AIM OF THE EXERCISE: Copy the data verbatim, beginning at the line that contains "bar-badminton — [323, 336, 402, 589]" and stopping after the line that contains "y-tick-label: 50 — [44, 31, 115, 96]".

....

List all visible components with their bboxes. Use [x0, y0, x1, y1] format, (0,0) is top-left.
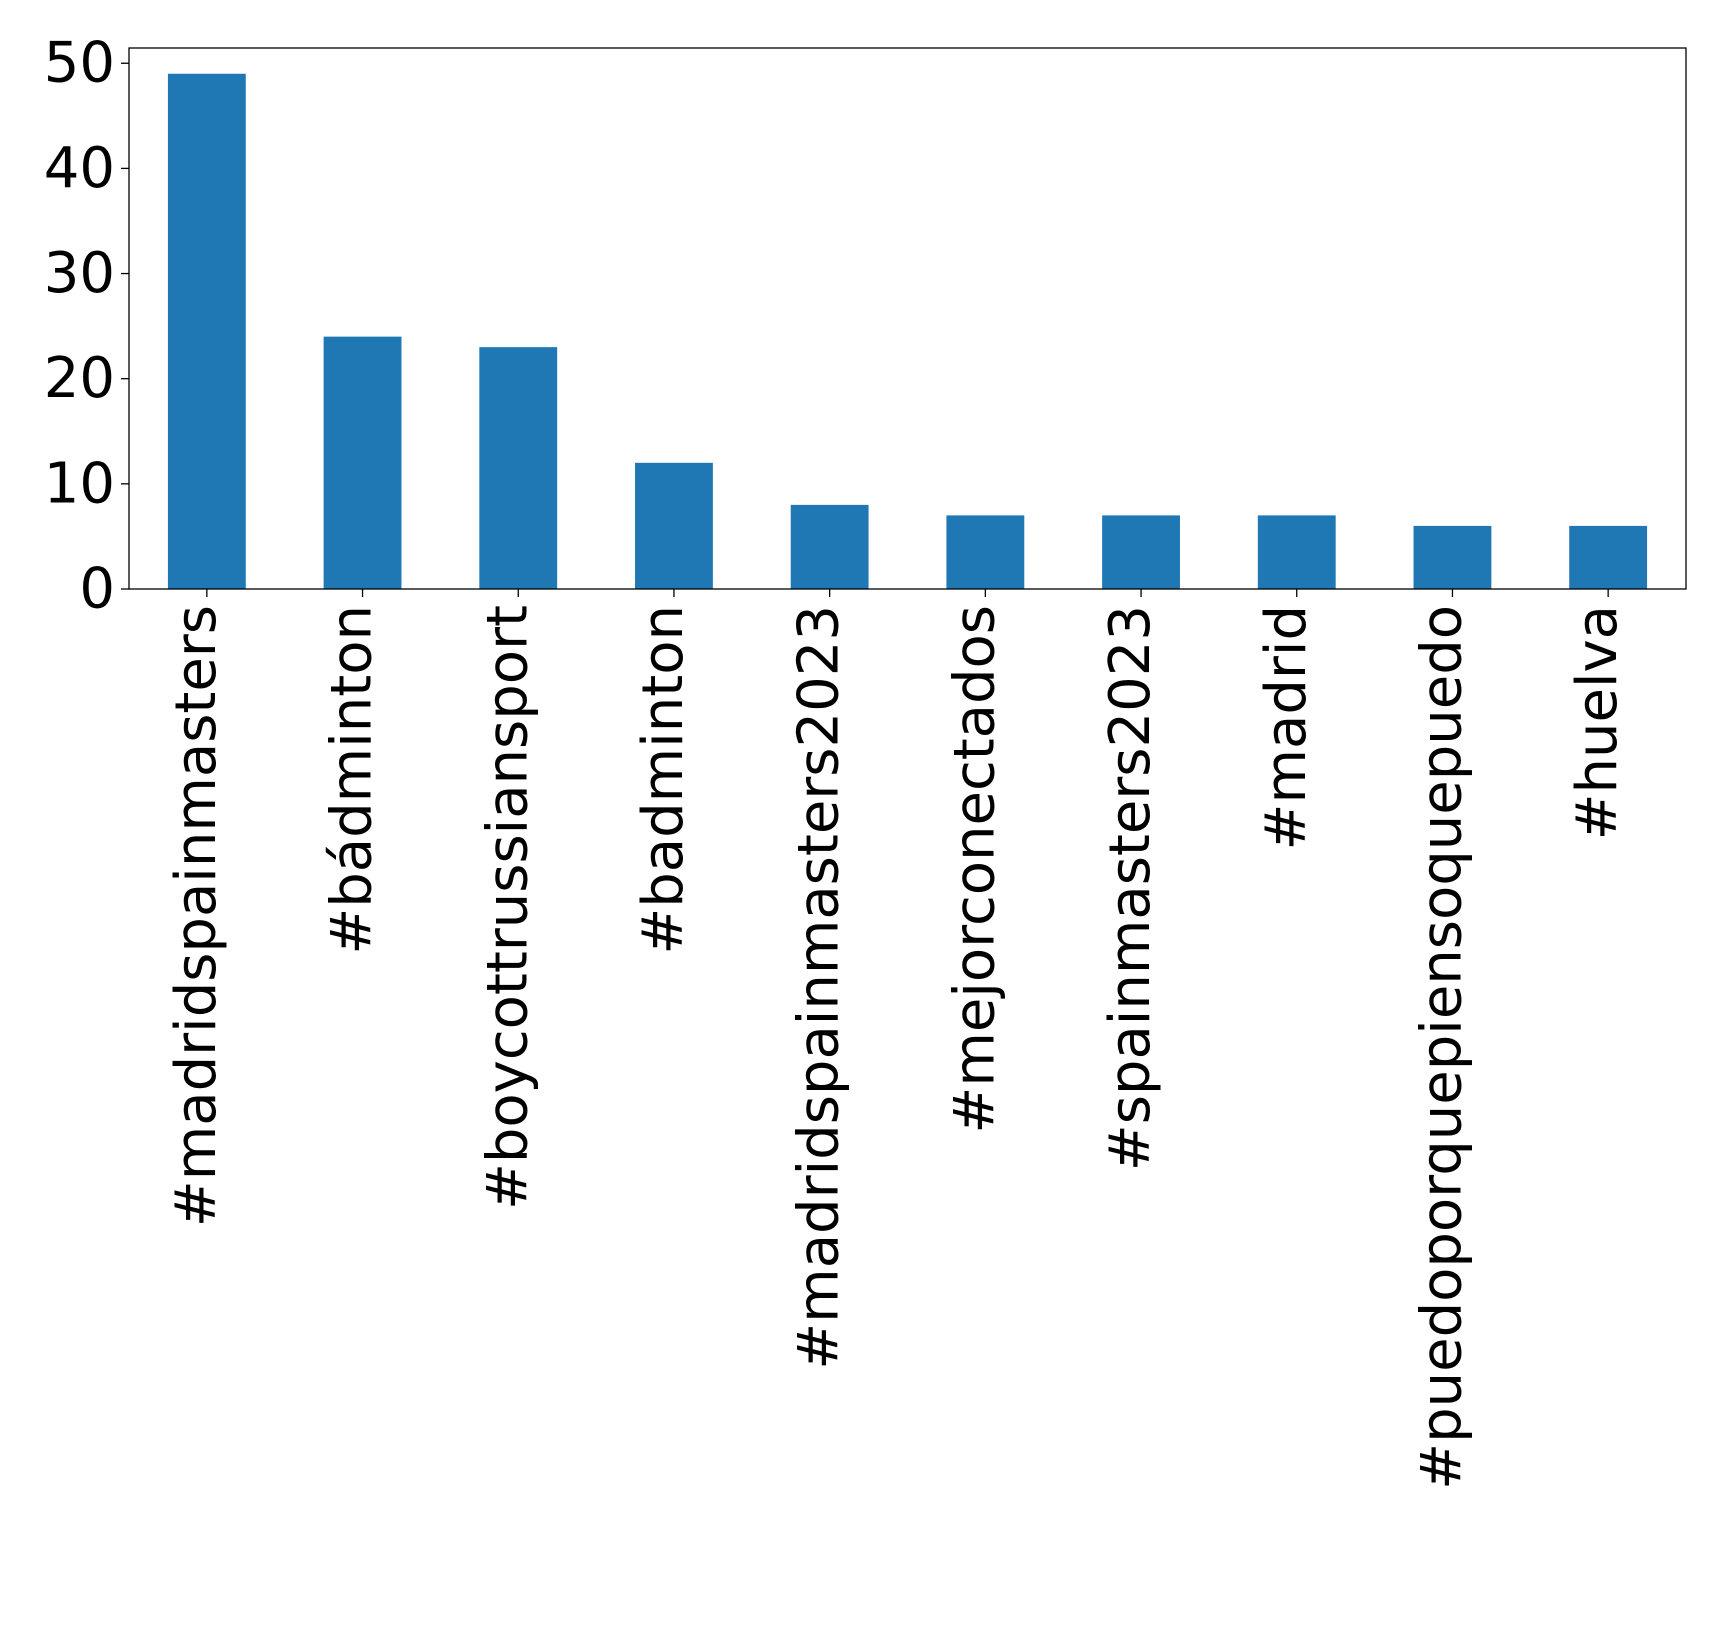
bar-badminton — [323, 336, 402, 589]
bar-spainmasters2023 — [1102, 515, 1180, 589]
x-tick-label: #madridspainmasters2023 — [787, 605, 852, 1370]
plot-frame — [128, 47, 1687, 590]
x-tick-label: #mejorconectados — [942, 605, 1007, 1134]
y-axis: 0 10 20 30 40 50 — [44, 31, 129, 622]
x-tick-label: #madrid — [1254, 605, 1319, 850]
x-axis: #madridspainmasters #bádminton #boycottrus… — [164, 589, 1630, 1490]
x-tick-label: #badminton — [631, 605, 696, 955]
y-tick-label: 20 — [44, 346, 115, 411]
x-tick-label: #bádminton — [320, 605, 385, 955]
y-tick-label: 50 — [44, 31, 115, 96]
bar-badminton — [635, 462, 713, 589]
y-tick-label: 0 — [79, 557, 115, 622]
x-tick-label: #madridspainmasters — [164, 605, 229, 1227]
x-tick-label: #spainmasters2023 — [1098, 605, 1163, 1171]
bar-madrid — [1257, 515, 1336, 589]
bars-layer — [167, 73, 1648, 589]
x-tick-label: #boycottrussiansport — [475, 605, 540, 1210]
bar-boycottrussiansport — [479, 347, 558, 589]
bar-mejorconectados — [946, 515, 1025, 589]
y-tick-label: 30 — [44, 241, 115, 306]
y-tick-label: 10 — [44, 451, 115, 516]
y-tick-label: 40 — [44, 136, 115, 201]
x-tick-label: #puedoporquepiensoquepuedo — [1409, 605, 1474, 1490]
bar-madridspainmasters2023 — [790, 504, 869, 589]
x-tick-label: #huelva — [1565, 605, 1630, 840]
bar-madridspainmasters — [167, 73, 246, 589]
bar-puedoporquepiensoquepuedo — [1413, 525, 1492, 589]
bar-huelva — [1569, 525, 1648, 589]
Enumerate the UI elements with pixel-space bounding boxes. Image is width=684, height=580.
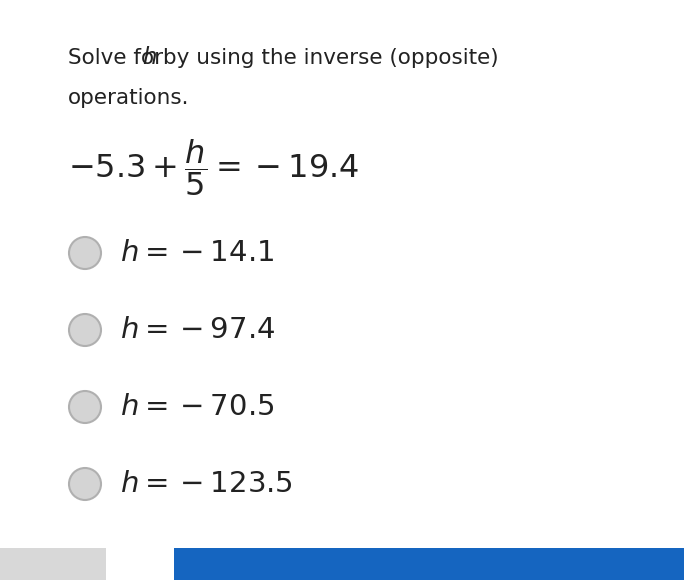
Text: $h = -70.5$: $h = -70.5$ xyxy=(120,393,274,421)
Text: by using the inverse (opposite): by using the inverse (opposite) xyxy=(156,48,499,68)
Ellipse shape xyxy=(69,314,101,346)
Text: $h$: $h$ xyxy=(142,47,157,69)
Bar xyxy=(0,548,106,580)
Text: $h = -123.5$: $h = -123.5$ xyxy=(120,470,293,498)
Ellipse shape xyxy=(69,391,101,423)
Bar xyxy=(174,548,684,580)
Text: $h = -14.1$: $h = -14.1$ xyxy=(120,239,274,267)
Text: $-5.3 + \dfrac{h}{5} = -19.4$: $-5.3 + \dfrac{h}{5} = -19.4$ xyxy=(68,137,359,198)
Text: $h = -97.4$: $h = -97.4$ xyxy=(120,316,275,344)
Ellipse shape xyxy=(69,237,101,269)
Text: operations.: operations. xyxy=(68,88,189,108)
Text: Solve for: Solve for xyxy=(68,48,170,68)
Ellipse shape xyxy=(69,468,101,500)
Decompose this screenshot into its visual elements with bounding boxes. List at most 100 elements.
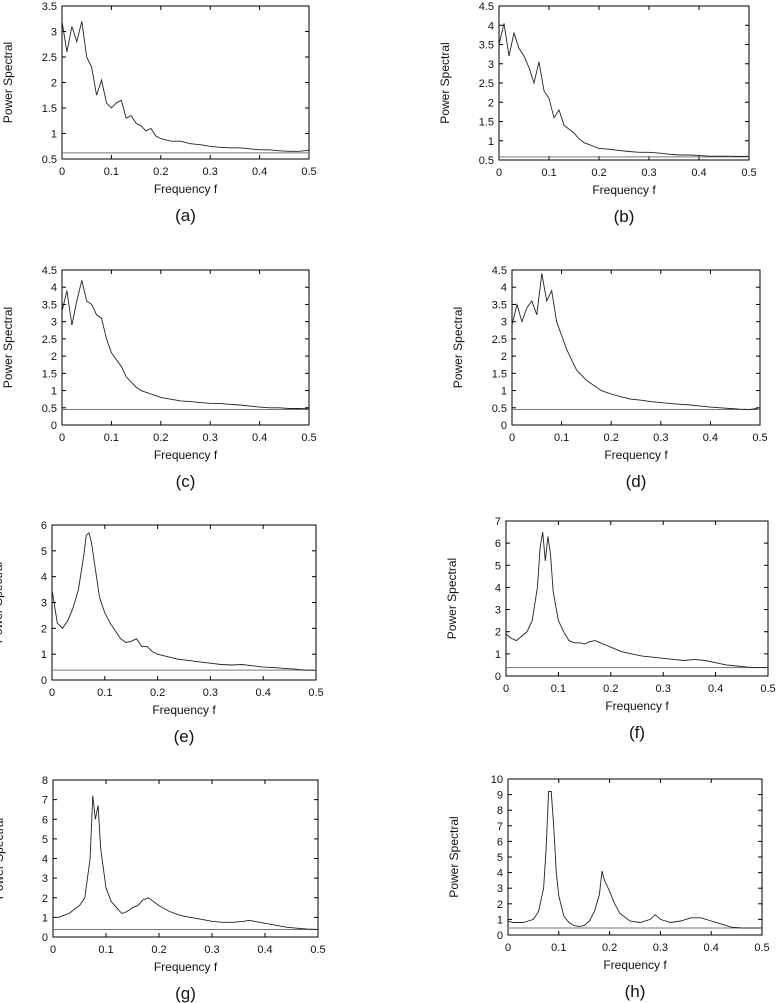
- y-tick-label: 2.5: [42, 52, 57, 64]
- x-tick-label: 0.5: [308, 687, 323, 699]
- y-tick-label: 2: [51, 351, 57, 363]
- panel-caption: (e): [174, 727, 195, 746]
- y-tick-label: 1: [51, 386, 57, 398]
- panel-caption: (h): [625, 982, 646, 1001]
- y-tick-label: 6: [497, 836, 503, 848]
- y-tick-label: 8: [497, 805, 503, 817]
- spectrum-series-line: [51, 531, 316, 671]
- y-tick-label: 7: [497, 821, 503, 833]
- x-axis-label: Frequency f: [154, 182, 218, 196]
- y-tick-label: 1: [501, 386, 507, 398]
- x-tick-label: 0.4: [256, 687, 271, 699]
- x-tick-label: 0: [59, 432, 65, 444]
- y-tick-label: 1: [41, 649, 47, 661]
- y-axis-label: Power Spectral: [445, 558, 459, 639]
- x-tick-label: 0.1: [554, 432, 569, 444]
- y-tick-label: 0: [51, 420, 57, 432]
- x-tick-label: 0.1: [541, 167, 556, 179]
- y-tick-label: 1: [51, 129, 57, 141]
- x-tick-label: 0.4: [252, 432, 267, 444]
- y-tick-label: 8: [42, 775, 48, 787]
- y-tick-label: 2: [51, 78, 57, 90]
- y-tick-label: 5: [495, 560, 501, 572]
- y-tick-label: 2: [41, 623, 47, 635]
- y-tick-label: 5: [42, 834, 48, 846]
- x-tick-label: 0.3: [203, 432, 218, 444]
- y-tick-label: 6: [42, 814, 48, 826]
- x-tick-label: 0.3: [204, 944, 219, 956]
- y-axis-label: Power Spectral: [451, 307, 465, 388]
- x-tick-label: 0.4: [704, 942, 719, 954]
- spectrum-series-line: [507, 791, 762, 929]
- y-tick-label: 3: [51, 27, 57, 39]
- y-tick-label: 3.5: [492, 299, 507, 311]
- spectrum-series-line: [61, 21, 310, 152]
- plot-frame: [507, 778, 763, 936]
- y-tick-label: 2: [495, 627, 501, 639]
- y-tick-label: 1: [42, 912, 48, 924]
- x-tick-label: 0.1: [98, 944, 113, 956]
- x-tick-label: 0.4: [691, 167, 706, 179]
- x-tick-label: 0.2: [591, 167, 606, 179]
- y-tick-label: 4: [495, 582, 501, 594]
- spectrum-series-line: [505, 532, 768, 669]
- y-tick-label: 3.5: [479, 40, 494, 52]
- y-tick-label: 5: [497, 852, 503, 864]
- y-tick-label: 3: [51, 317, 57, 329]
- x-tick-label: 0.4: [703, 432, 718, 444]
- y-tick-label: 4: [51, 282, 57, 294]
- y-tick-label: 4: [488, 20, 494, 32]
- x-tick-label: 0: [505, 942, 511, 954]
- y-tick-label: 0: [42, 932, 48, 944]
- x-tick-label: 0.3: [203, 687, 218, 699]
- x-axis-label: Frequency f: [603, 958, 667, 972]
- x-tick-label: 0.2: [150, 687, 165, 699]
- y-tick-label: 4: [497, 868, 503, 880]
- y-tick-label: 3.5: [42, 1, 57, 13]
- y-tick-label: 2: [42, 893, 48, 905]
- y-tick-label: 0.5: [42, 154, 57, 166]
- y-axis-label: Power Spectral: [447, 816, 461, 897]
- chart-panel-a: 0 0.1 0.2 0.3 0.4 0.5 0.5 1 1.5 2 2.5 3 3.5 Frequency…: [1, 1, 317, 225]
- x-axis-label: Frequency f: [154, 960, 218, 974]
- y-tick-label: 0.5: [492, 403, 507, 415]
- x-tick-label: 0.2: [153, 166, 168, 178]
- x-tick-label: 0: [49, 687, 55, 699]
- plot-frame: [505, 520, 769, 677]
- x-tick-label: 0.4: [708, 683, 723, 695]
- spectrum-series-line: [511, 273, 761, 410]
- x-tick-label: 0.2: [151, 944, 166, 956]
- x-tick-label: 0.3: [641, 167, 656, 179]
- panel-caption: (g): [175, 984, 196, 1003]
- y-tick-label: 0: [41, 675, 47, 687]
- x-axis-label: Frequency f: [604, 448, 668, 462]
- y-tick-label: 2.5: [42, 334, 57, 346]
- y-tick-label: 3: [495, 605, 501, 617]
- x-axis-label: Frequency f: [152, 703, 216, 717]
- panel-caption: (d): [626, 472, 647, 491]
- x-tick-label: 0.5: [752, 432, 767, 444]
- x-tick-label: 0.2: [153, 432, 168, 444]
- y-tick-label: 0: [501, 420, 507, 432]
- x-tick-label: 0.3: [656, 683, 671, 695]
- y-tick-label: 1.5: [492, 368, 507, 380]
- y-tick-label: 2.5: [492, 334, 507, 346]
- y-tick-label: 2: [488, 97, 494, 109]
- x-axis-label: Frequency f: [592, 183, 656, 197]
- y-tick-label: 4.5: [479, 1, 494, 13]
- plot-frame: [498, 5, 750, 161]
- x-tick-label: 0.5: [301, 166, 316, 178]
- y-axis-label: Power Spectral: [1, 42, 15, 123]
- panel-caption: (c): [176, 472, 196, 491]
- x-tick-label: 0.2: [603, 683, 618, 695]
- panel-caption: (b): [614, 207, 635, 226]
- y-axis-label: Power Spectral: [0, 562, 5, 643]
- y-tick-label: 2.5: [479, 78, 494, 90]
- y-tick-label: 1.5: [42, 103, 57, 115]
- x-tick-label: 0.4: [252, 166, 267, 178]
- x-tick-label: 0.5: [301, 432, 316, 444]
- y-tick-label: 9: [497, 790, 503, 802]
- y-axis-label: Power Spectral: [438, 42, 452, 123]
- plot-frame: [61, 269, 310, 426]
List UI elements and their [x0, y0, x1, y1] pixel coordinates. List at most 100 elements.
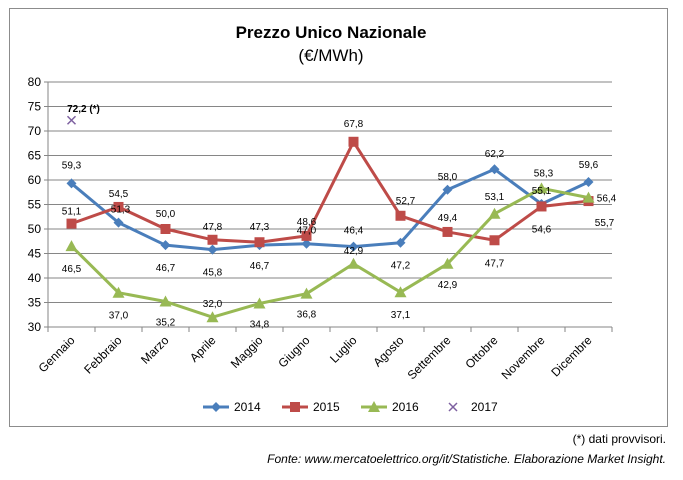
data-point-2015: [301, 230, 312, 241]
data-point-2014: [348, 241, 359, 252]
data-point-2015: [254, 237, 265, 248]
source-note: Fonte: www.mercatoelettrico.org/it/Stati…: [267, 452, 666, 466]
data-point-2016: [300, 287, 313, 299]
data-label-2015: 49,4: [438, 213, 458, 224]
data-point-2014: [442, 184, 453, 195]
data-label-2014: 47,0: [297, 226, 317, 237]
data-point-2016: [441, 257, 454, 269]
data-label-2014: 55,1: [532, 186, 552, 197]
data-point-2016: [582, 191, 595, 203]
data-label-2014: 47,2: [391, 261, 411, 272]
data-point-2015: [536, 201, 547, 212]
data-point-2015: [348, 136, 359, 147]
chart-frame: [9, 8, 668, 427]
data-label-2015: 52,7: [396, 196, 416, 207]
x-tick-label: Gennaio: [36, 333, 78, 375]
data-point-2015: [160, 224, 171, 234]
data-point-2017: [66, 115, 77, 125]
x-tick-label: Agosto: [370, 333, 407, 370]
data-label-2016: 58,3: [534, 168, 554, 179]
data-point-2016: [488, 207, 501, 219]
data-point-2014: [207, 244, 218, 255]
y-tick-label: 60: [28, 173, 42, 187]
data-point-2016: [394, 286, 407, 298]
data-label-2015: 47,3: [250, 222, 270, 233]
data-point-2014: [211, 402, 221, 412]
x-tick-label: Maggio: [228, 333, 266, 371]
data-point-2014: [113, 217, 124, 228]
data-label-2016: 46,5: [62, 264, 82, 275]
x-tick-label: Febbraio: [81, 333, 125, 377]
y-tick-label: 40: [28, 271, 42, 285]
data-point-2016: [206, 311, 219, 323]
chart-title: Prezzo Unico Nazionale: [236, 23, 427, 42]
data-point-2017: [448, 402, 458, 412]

....

SOLUTION:
bar-badminton — [323, 336, 402, 589]
bar-spainmasters2023 — [1102, 515, 1180, 589]
x-tick-label: #madridspainmasters2023 — [787, 605, 852, 1370]
plot-frame — [128, 47, 1687, 590]
x-tick-label: #mejorconectados — [942, 605, 1007, 1134]
y-axis: 0 10 20 30 40 50 — [44, 31, 129, 622]
x-tick-label: #madrid — [1254, 605, 1319, 850]
x-axis: #madridspainmasters #bádminton #boycottrus… — [164, 589, 1630, 1490]
x-tick-label: #badminton — [631, 605, 696, 955]
y-tick-label: 20 — [44, 346, 115, 411]
x-tick-label: #bádminton — [320, 605, 385, 955]
y-tick-label: 50 — [44, 31, 115, 96]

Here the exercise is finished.